- Written problem
Count the lines below that contain the word "наук" and give only the number.

- Provided data

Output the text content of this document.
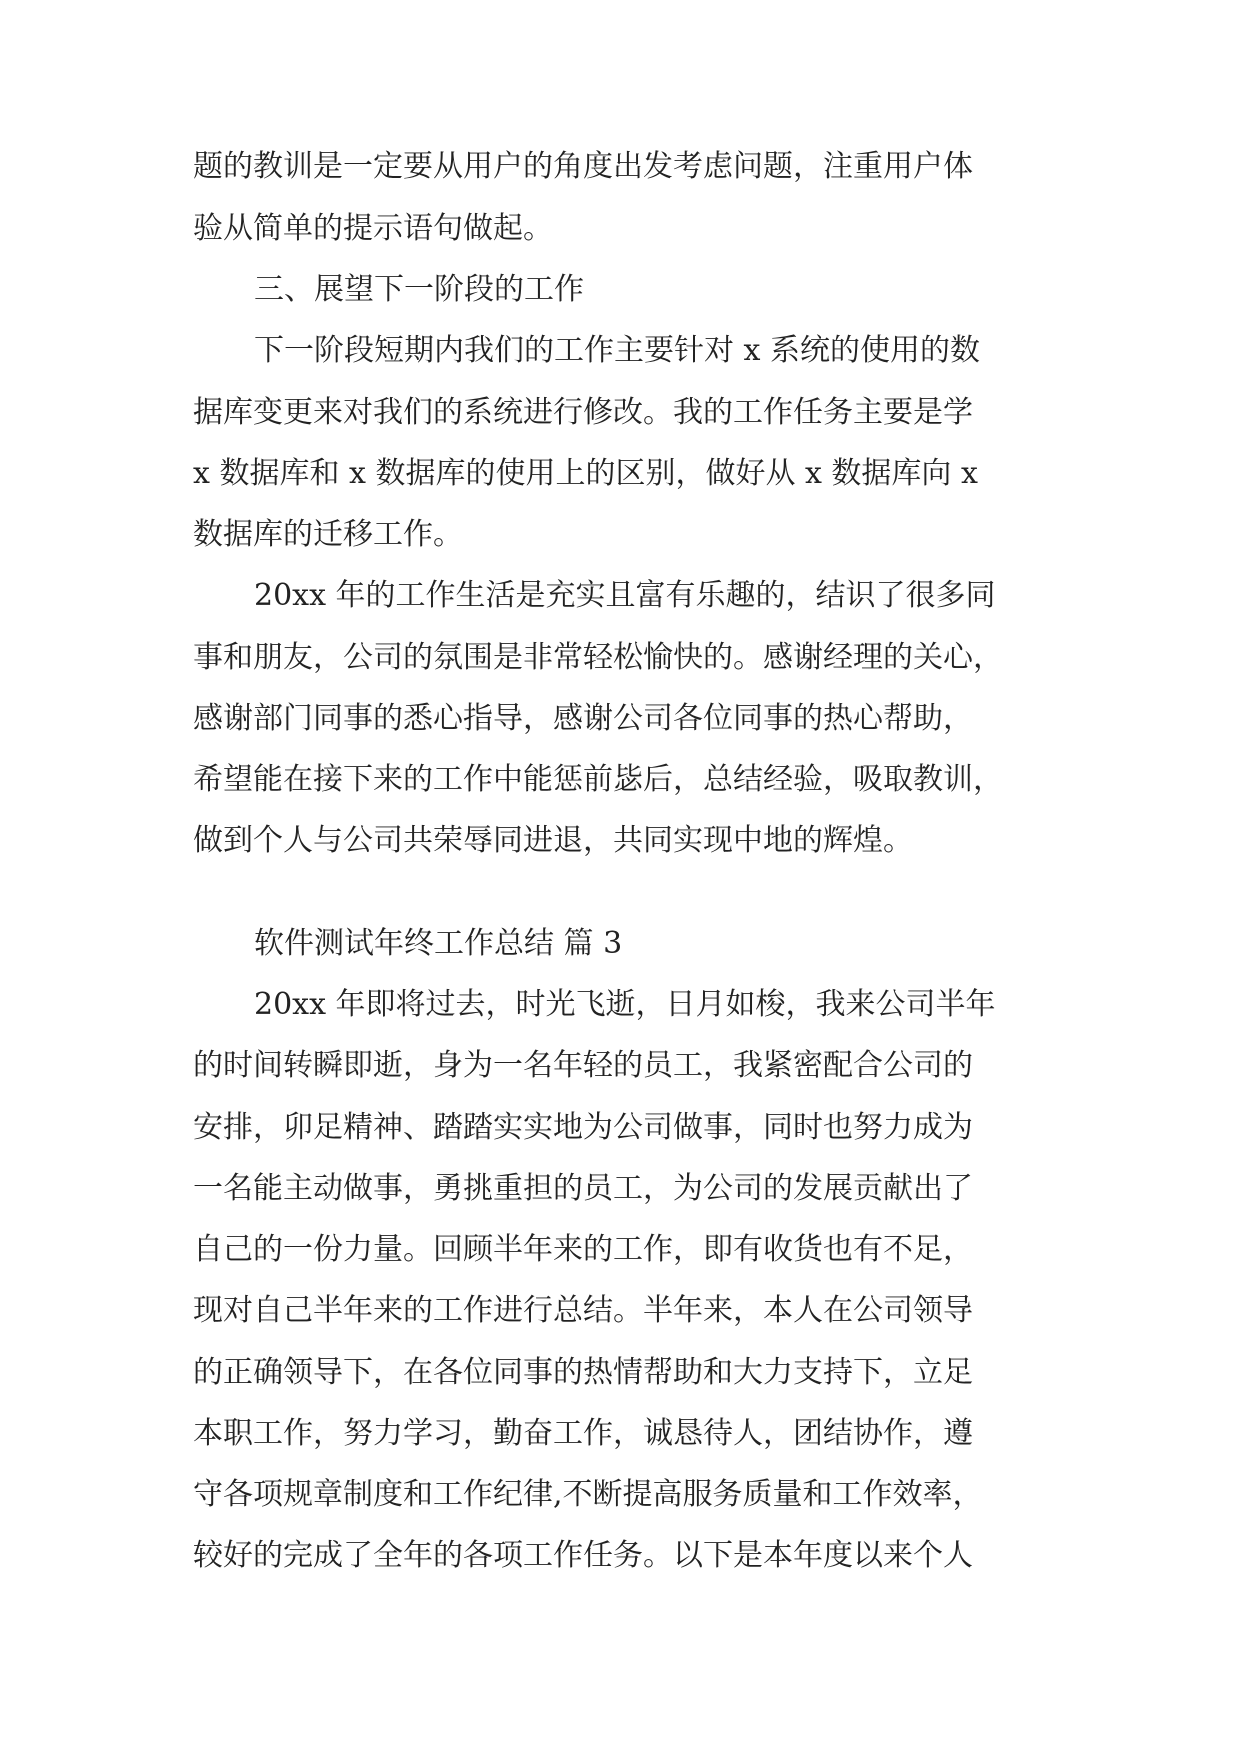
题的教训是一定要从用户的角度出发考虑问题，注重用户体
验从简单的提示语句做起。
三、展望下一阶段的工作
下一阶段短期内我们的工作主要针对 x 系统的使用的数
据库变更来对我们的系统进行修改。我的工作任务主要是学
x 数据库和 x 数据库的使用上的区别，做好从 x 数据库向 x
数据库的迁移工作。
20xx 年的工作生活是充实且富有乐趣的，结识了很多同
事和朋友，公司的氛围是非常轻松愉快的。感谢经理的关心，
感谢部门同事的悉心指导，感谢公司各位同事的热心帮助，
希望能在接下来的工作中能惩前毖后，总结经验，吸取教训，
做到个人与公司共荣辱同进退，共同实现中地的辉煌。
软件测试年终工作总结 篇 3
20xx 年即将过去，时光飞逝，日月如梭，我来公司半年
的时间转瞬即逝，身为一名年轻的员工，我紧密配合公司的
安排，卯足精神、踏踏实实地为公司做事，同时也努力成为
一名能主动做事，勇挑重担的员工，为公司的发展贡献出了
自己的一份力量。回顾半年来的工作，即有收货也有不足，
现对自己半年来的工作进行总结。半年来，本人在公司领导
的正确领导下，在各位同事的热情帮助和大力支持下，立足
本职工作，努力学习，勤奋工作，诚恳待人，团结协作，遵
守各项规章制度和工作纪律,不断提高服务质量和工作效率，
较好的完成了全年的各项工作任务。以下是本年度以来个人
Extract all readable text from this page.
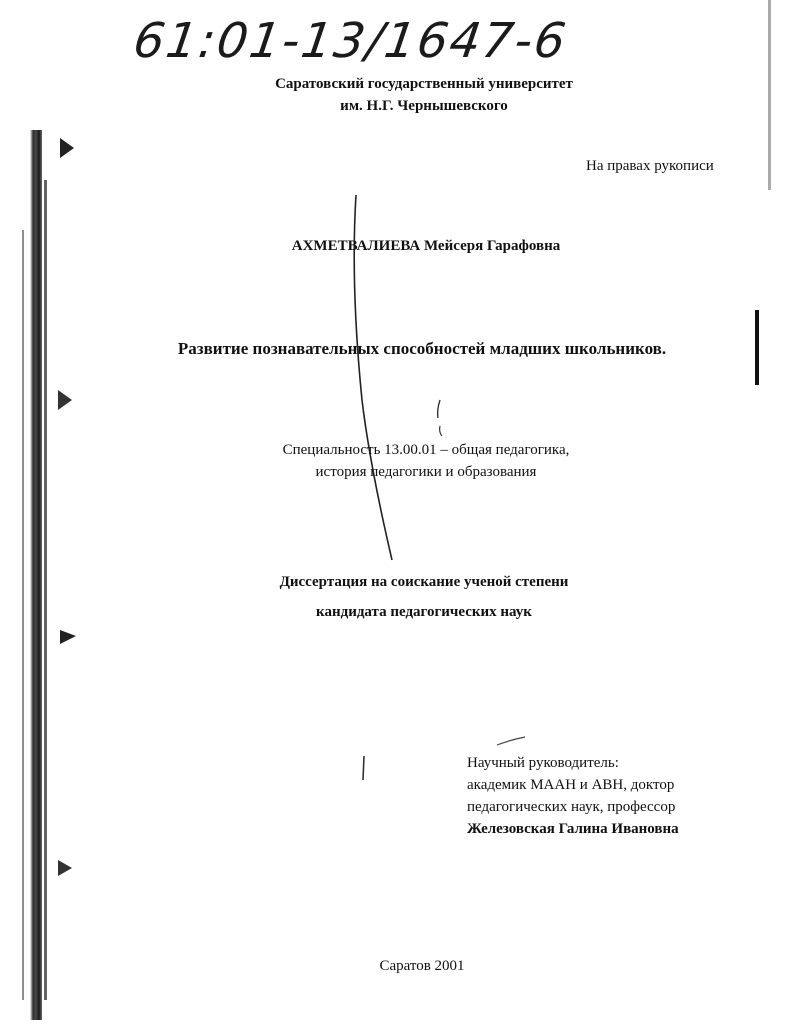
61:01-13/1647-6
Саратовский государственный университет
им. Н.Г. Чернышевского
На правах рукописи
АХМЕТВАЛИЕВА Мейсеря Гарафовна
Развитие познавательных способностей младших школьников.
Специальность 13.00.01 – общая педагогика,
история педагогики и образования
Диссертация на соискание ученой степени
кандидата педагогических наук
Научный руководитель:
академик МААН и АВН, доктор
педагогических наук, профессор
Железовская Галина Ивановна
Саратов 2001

- Written answer
2